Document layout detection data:
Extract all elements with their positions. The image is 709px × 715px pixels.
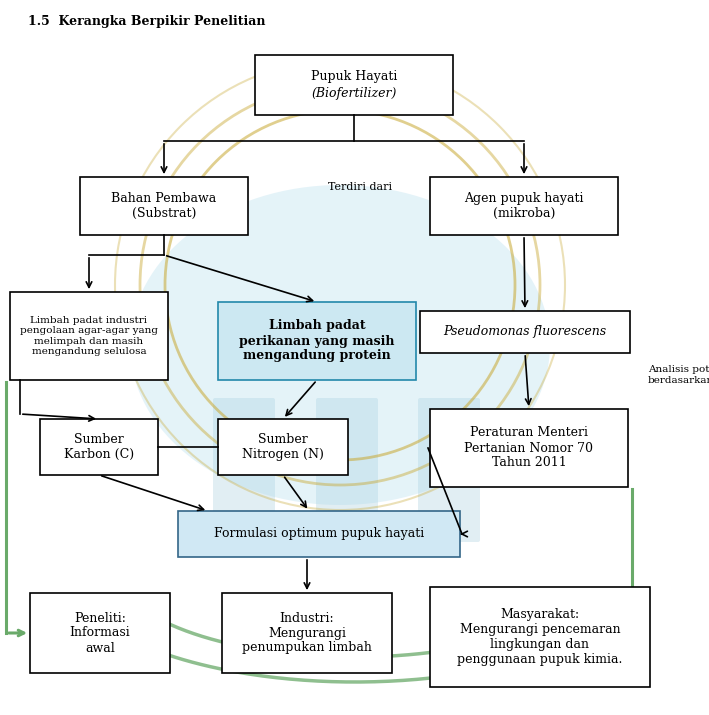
Bar	[255, 55, 453, 115]
Ellipse shape	[130, 185, 550, 505]
Bar	[178, 511, 460, 557]
Text: (Biofertilizer): (Biofertilizer)	[311, 87, 397, 100]
Text: Sumber
Nitrogen (N): Sumber Nitrogen (N)	[242, 433, 324, 461]
Text: Agen pupuk hayati
(mikroba): Agen pupuk hayati (mikroba)	[464, 192, 584, 220]
Text: Limbah padat industri
pengolaan agar-agar yang
melimpah dan masih
mengandung sel: Limbah padat industri pengolaan agar-aga…	[20, 316, 158, 356]
Text: Formulasi optimum pupuk hayati: Formulasi optimum pupuk hayati	[214, 528, 424, 541]
Bar	[430, 177, 618, 235]
FancyBboxPatch shape	[213, 398, 275, 542]
Text: Pseudomonas fluorescens: Pseudomonas fluorescens	[443, 325, 607, 338]
Text: Sumber
Karbon (C): Sumber Karbon (C)	[64, 433, 134, 461]
Bar	[10, 292, 168, 380]
Text: Limbah padat
perikanan yang masih
mengandung protein: Limbah padat perikanan yang masih mengan…	[239, 320, 395, 363]
Text: Peraturan Menteri
Pertanian Nomor 70
Tahun 2011: Peraturan Menteri Pertanian Nomor 70 Tah…	[464, 427, 593, 470]
FancyBboxPatch shape	[418, 398, 480, 542]
Text: 1.5  Kerangka Berpikir Penelitian: 1.5 Kerangka Berpikir Penelitian	[28, 15, 265, 28]
Bar	[218, 302, 416, 380]
FancyBboxPatch shape	[316, 398, 378, 542]
Text: Bahan Pembawa
(Substrat): Bahan Pembawa (Substrat)	[111, 192, 217, 220]
Bar	[30, 593, 170, 673]
Bar	[80, 177, 248, 235]
Bar	[430, 409, 628, 487]
Bar	[40, 419, 158, 475]
Text: Analisis potensi
berdasarkan: Analisis potensi berdasarkan	[648, 365, 709, 385]
Bar	[420, 311, 630, 353]
Text: Terdiri dari: Terdiri dari	[328, 182, 392, 192]
Text: Industri:
Mengurangi
penumpukan limbah: Industri: Mengurangi penumpukan limbah	[242, 611, 372, 654]
Bar	[430, 587, 650, 687]
Bar	[222, 593, 392, 673]
Text: Masyarakat:
Mengurangi pencemaran
lingkungan dan
penggunaan pupuk kimia.: Masyarakat: Mengurangi pencemaran lingku…	[457, 608, 623, 666]
Text: Peneliti:
Informasi
awal: Peneliti: Informasi awal	[69, 611, 130, 654]
Bar	[218, 419, 348, 475]
Text: Pupuk Hayati: Pupuk Hayati	[311, 70, 397, 83]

→ WHAT IS BEING ASKED
What is needed is an exact repetition of every entry, without the pictures.

→ OUTPUT OF THE EXERCISE
Extract all elements with their positions. The image is 709px × 715px pixels.
Bar	[255, 55, 453, 115]
Ellipse shape	[130, 185, 550, 505]
Bar	[178, 511, 460, 557]
Text: (Biofertilizer): (Biofertilizer)	[311, 87, 397, 100]
Text: Sumber
Nitrogen (N): Sumber Nitrogen (N)	[242, 433, 324, 461]
Text: Agen pupuk hayati
(mikroba): Agen pupuk hayati (mikroba)	[464, 192, 584, 220]
Text: Limbah padat industri
pengolaan agar-agar yang
melimpah dan masih
mengandung sel: Limbah padat industri pengolaan agar-aga…	[20, 316, 158, 356]
Text: Formulasi optimum pupuk hayati: Formulasi optimum pupuk hayati	[214, 528, 424, 541]
Bar	[430, 177, 618, 235]
FancyBboxPatch shape	[213, 398, 275, 542]
Text: Pseudomonas fluorescens: Pseudomonas fluorescens	[443, 325, 607, 338]
Text: Sumber
Karbon (C): Sumber Karbon (C)	[64, 433, 134, 461]
Bar	[10, 292, 168, 380]
Text: Limbah padat
perikanan yang masih
mengandung protein: Limbah padat perikanan yang masih mengan…	[239, 320, 395, 363]
Text: Peraturan Menteri
Pertanian Nomor 70
Tahun 2011: Peraturan Menteri Pertanian Nomor 70 Tah…	[464, 427, 593, 470]
FancyBboxPatch shape	[418, 398, 480, 542]
Text: 1.5  Kerangka Berpikir Penelitian: 1.5 Kerangka Berpikir Penelitian	[28, 15, 265, 28]
Bar	[218, 302, 416, 380]
FancyBboxPatch shape	[316, 398, 378, 542]
Text: Bahan Pembawa
(Substrat): Bahan Pembawa (Substrat)	[111, 192, 217, 220]
Bar	[30, 593, 170, 673]
Bar	[80, 177, 248, 235]
Bar	[430, 409, 628, 487]
Bar	[40, 419, 158, 475]
Text: Analisis potensi
berdasarkan: Analisis potensi berdasarkan	[648, 365, 709, 385]
Bar	[420, 311, 630, 353]
Text: Terdiri dari: Terdiri dari	[328, 182, 392, 192]
Text: Industri:
Mengurangi
penumpukan limbah: Industri: Mengurangi penumpukan limbah	[242, 611, 372, 654]
Bar	[430, 587, 650, 687]
Bar	[222, 593, 392, 673]
Text: Masyarakat:
Mengurangi pencemaran
lingkungan dan
penggunaan pupuk kimia.: Masyarakat: Mengurangi pencemaran lingku…	[457, 608, 623, 666]
Text: Peneliti:
Informasi
awal: Peneliti: Informasi awal	[69, 611, 130, 654]
Bar	[218, 419, 348, 475]
Text: Pupuk Hayati: Pupuk Hayati	[311, 70, 397, 83]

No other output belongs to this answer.